• EXERCISE:
Nothing may be dropped or altered: reproduce all the data.

====

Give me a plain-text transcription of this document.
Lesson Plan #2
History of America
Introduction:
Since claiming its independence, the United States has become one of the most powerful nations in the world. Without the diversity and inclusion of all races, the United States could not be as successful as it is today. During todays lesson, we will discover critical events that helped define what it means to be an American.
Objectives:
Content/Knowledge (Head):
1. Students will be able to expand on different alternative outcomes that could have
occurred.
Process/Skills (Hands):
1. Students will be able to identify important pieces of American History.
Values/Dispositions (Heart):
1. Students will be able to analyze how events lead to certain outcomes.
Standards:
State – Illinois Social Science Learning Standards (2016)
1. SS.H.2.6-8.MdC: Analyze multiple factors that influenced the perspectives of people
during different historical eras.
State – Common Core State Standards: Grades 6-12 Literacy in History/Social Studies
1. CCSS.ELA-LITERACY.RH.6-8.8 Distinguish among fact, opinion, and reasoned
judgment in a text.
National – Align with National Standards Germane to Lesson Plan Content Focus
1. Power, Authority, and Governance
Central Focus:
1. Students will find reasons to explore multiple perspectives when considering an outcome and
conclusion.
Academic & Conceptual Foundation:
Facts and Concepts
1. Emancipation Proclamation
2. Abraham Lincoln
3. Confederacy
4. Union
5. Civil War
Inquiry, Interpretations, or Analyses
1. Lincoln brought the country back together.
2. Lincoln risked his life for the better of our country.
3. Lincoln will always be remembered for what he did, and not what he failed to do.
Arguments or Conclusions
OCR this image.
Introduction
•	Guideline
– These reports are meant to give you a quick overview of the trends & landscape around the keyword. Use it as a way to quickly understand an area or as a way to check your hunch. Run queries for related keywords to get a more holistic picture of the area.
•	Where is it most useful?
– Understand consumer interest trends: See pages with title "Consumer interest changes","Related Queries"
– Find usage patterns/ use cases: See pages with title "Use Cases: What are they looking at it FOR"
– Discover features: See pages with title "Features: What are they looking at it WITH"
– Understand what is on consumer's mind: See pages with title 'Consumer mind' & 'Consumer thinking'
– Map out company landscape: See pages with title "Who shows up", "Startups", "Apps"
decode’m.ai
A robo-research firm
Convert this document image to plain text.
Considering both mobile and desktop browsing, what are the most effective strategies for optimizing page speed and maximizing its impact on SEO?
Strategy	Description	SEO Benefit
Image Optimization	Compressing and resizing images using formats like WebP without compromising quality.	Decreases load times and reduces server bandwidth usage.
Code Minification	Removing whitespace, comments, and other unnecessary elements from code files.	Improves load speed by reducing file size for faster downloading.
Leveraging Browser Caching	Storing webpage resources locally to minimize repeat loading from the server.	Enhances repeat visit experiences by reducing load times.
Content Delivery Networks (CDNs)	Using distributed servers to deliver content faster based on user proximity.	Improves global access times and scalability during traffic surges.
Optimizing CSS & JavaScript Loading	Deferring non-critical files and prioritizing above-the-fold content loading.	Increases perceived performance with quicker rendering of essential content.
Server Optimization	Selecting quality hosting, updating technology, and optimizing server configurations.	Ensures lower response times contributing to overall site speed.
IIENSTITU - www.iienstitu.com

====

• TASK SOLUTION:
Give me a plain-text transcription of this document.
Lesson Plan #2
History of America
Introduction:
Since claiming its independence, the United States has become one of the most powerful nations in the world. Without the diversity and inclusion of all races, the United States could not be as successful as it is today. During todays lesson, we will discover critical events that helped define what it means to be an American.
Objectives:
Content/Knowledge (Head):
1. Students will be able to expand on different alternative outcomes that could have
occurred.
Process/Skills (Hands):
1. Students will be able to identify important pieces of American History.
Values/Dispositions (Heart):
1. Students will be able to analyze how events lead to certain outcomes.
Standards:
State – Illinois Social Science Learning Standards (2016)
1. SS.H.2.6-8.MdC: Analyze multiple factors that influenced the perspectives of people
during different historical eras.
State – Common Core State Standards: Grades 6-12 Literacy in History/Social Studies
1. CCSS.ELA-LITERACY.RH.6-8.8 Distinguish among fact, opinion, and reasoned
judgment in a text.
National – Align with National Standards Germane to Lesson Plan Content Focus
1. Power, Authority, and Governance
Central Focus:
1. Students will find reasons to explore multiple perspectives when considering an outcome and
conclusion.
Academic & Conceptual Foundation:
Facts and Concepts
1. Emancipation Proclamation
2. Abraham Lincoln
3. Confederacy
4. Union
5. Civil War
Inquiry, Interpretations, or Analyses
1. Lincoln brought the country back together.
2. Lincoln risked his life for the better of our country.
3. Lincoln will always be remembered for what he did, and not what he failed to do.
Arguments or Conclusions
OCR this image.
Introduction
•	Guideline
– These reports are meant to give you a quick overview of the trends & landscape around the keyword. Use it as a way to quickly understand an area or as a way to check your hunch. Run queries for related keywords to get a more holistic picture of the area.
•	Where is it most useful?
– Understand consumer interest trends: See pages with title "Consumer interest changes","Related Queries"
– Find usage patterns/ use cases: See pages with title "Use Cases: What are they looking at it FOR"
– Discover features: See pages with title "Features: What are they looking at it WITH"
– Understand what is on consumer's mind: See pages with title 'Consumer mind' & 'Consumer thinking'
– Map out company landscape: See pages with title "Who shows up", "Startups", "Apps"
decode’m.ai
A robo-research firm
Convert this document image to plain text.
Considering both mobile and desktop browsing, what are the most effective strategies for optimizing page speed and maximizing its impact on SEO?
Strategy	Description	SEO Benefit
Image Optimization	Compressing and resizing images using formats like WebP without compromising quality.	Decreases load times and reduces server bandwidth usage.
Code Minification	Removing whitespace, comments, and other unnecessary elements from code files.	Improves load speed by reducing file size for faster downloading.
Leveraging Browser Caching	Storing webpage resources locally to minimize repeat loading from the server.	Enhances repeat visit experiences by reducing load times.
Content Delivery Networks (CDNs)	Using distributed servers to deliver content faster based on user proximity.	Improves global access times and scalability during traffic surges.
Optimizing CSS & JavaScript Loading	Deferring non-critical files and prioritizing above-the-fold content loading.	Increases perceived performance with quicker rendering of essential content.
Server Optimization	Selecting quality hosting, updating technology, and optimizing server configurations.	Ensures lower response times contributing to overall site speed.
IIENSTITU - www.iienstitu.com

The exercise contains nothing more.